» **INPUT FOR THIS TASK**
## START
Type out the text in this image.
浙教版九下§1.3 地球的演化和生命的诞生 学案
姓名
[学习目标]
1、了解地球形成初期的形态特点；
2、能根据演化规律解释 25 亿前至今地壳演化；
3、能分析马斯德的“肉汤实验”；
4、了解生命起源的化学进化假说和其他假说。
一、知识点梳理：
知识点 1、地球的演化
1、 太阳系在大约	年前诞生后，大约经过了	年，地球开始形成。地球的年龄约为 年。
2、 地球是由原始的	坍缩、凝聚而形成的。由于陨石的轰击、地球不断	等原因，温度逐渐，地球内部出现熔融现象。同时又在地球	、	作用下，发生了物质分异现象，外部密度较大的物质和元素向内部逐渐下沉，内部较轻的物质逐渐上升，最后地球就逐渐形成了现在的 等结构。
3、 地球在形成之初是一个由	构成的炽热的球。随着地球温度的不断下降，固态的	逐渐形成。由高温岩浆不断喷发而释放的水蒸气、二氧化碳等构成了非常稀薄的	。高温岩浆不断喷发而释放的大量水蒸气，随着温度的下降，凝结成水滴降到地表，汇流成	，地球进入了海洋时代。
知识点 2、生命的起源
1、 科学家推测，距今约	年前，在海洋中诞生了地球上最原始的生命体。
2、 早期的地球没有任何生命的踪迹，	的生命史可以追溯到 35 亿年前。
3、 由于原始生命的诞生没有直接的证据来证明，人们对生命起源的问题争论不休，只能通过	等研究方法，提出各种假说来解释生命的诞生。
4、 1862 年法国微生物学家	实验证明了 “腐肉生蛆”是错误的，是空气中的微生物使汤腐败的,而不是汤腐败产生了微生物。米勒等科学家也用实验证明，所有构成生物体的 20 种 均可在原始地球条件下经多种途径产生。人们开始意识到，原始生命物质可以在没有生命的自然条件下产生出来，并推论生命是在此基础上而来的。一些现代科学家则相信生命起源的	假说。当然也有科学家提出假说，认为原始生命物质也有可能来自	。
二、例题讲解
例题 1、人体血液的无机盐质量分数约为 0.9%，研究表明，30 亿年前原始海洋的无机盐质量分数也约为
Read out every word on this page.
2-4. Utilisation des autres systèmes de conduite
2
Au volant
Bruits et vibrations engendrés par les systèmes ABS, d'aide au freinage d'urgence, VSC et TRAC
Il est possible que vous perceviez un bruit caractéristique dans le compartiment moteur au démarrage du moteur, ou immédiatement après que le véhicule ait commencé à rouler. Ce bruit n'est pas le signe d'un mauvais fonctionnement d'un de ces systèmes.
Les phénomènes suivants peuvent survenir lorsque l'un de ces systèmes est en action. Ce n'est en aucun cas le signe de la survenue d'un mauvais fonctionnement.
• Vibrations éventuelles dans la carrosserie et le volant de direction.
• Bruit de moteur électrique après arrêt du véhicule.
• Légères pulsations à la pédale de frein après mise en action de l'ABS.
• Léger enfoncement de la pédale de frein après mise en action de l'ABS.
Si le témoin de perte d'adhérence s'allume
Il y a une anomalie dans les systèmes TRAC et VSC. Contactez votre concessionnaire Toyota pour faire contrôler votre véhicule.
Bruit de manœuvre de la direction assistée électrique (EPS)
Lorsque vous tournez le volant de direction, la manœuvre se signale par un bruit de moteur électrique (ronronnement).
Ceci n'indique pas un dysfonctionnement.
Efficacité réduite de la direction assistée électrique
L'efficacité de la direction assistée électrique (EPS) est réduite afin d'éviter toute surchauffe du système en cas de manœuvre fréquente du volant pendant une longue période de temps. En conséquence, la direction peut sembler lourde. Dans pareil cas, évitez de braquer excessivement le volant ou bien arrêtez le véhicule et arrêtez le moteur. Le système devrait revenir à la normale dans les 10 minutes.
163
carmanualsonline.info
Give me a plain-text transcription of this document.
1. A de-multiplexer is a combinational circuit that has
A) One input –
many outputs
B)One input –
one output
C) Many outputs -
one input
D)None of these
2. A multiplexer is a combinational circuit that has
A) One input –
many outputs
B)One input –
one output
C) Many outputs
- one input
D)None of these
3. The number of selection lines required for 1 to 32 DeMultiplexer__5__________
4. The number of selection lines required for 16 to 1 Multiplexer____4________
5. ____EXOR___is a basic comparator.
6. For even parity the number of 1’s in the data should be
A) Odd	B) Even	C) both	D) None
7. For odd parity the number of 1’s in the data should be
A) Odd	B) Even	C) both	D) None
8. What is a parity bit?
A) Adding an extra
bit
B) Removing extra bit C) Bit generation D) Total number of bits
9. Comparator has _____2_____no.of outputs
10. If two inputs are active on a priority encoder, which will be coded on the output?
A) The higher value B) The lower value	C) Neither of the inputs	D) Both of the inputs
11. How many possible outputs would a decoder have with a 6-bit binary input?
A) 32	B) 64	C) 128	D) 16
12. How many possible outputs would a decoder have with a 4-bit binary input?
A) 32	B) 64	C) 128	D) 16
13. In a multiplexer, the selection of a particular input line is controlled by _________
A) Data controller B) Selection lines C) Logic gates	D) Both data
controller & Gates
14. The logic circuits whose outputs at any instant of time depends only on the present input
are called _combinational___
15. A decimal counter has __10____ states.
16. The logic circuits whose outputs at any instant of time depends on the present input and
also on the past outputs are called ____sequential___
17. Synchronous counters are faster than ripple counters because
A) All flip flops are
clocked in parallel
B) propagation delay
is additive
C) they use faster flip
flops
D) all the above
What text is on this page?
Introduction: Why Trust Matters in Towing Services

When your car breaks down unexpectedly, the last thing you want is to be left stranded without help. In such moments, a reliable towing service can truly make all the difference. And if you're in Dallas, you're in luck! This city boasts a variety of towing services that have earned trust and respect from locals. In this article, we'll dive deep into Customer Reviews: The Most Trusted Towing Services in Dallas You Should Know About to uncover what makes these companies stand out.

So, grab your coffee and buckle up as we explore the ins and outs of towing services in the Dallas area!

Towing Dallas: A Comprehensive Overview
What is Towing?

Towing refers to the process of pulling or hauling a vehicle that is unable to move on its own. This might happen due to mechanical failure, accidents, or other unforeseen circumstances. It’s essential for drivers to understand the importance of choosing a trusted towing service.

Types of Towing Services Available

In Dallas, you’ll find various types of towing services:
## END
» **AIM OF THE EXERCISE**
Output each record exactly, leaving nothing out.

» **WORKED SOLUTION**
Type out the text in this image.
浙教版九下§1.3 地球的演化和生命的诞生 学案
姓名
[学习目标]
1、了解地球形成初期的形态特点；
2、能根据演化规律解释 25 亿前至今地壳演化；
3、能分析马斯德的“肉汤实验”；
4、了解生命起源的化学进化假说和其他假说。
一、知识点梳理：
知识点 1、地球的演化
1、 太阳系在大约	年前诞生后，大约经过了	年，地球开始形成。地球的年龄约为 年。
2、 地球是由原始的	坍缩、凝聚而形成的。由于陨石的轰击、地球不断	等原因，温度逐渐，地球内部出现熔融现象。同时又在地球	、	作用下，发生了物质分异现象，外部密度较大的物质和元素向内部逐渐下沉，内部较轻的物质逐渐上升，最后地球就逐渐形成了现在的 等结构。
3、 地球在形成之初是一个由	构成的炽热的球。随着地球温度的不断下降，固态的	逐渐形成。由高温岩浆不断喷发而释放的水蒸气、二氧化碳等构成了非常稀薄的	。高温岩浆不断喷发而释放的大量水蒸气，随着温度的下降，凝结成水滴降到地表，汇流成	，地球进入了海洋时代。
知识点 2、生命的起源
1、 科学家推测，距今约	年前，在海洋中诞生了地球上最原始的生命体。
2、 早期的地球没有任何生命的踪迹，	的生命史可以追溯到 35 亿年前。
3、 由于原始生命的诞生没有直接的证据来证明，人们对生命起源的问题争论不休，只能通过	等研究方法，提出各种假说来解释生命的诞生。
4、 1862 年法国微生物学家	实验证明了 “腐肉生蛆”是错误的，是空气中的微生物使汤腐败的,而不是汤腐败产生了微生物。米勒等科学家也用实验证明，所有构成生物体的 20 种 均可在原始地球条件下经多种途径产生。人们开始意识到，原始生命物质可以在没有生命的自然条件下产生出来，并推论生命是在此基础上而来的。一些现代科学家则相信生命起源的	假说。当然也有科学家提出假说，认为原始生命物质也有可能来自	。
二、例题讲解
例题 1、人体血液的无机盐质量分数约为 0.9%，研究表明，30 亿年前原始海洋的无机盐质量分数也约为
Read out every word on this page.
2-4. Utilisation des autres systèmes de conduite
2
Au volant
Bruits et vibrations engendrés par les systèmes ABS, d'aide au freinage d'urgence, VSC et TRAC
Il est possible que vous perceviez un bruit caractéristique dans le compartiment moteur au démarrage du moteur, ou immédiatement après que le véhicule ait commencé à rouler. Ce bruit n'est pas le signe d'un mauvais fonctionnement d'un de ces systèmes.
Les phénomènes suivants peuvent survenir lorsque l'un de ces systèmes est en action. Ce n'est en aucun cas le signe de la survenue d'un mauvais fonctionnement.
• Vibrations éventuelles dans la carrosserie et le volant de direction.
• Bruit de moteur électrique après arrêt du véhicule.
• Légères pulsations à la pédale de frein après mise en action de l'ABS.
• Léger enfoncement de la pédale de frein après mise en action de l'ABS.
Si le témoin de perte d'adhérence s'allume
Il y a une anomalie dans les systèmes TRAC et VSC. Contactez votre concessionnaire Toyota pour faire contrôler votre véhicule.
Bruit de manœuvre de la direction assistée électrique (EPS)
Lorsque vous tournez le volant de direction, la manœuvre se signale par un bruit de moteur électrique (ronronnement).
Ceci n'indique pas un dysfonctionnement.
Efficacité réduite de la direction assistée électrique
L'efficacité de la direction assistée électrique (EPS) est réduite afin d'éviter toute surchauffe du système en cas de manœuvre fréquente du volant pendant une longue période de temps. En conséquence, la direction peut sembler lourde. Dans pareil cas, évitez de braquer excessivement le volant ou bien arrêtez le véhicule et arrêtez le moteur. Le système devrait revenir à la normale dans les 10 minutes.
163
carmanualsonline.info
Give me a plain-text transcription of this document.
1. A de-multiplexer is a combinational circuit that has
A) One input –
many outputs
B)One input –
one output
C) Many outputs -
one input
D)None of these
2. A multiplexer is a combinational circuit that has
A) One input –
many outputs
B)One input –
one output
C) Many outputs
- one input
D)None of these
3. The number of selection lines required for 1 to 32 DeMultiplexer__5__________
4. The number of selection lines required for 16 to 1 Multiplexer____4________
5. ____EXOR___is a basic comparator.
6. For even parity the number of 1’s in the data should be
A) Odd	B) Even	C) both	D) None
7. For odd parity the number of 1’s in the data should be
A) Odd	B) Even	C) both	D) None
8. What is a parity bit?
A) Adding an extra
bit
B) Removing extra bit C) Bit generation D) Total number of bits
9. Comparator has _____2_____no.of outputs
10. If two inputs are active on a priority encoder, which will be coded on the output?
A) The higher value B) The lower value	C) Neither of the inputs	D) Both of the inputs
11. How many possible outputs would a decoder have with a 6-bit binary input?
A) 32	B) 64	C) 128	D) 16
12. How many possible outputs would a decoder have with a 4-bit binary input?
A) 32	B) 64	C) 128	D) 16
13. In a multiplexer, the selection of a particular input line is controlled by _________
A) Data controller B) Selection lines C) Logic gates	D) Both data
controller & Gates
14. The logic circuits whose outputs at any instant of time depends only on the present input
are called _combinational___
15. A decimal counter has __10____ states.
16. The logic circuits whose outputs at any instant of time depends on the present input and
also on the past outputs are called ____sequential___
17. Synchronous counters are faster than ripple counters because
A) All flip flops are
clocked in parallel
B) propagation delay
is additive
C) they use faster flip
flops
D) all the above
What text is on this page?
Introduction: Why Trust Matters in Towing Services

When your car breaks down unexpectedly, the last thing you want is to be left stranded without help. In such moments, a reliable towing service can truly make all the difference. And if you're in Dallas, you're in luck! This city boasts a variety of towing services that have earned trust and respect from locals. In this article, we'll dive deep into Customer Reviews: The Most Trusted Towing Services in Dallas You Should Know About to uncover what makes these companies stand out.

So, grab your coffee and buckle up as we explore the ins and outs of towing services in the Dallas area!

Towing Dallas: A Comprehensive Overview
What is Towing?

Towing refers to the process of pulling or hauling a vehicle that is unable to move on its own. This might happen due to mechanical failure, accidents, or other unforeseen circumstances. It’s essential for drivers to understand the importance of choosing a trusted towing service.

Types of Towing Services Available

In Dallas, you’ll find various types of towing services:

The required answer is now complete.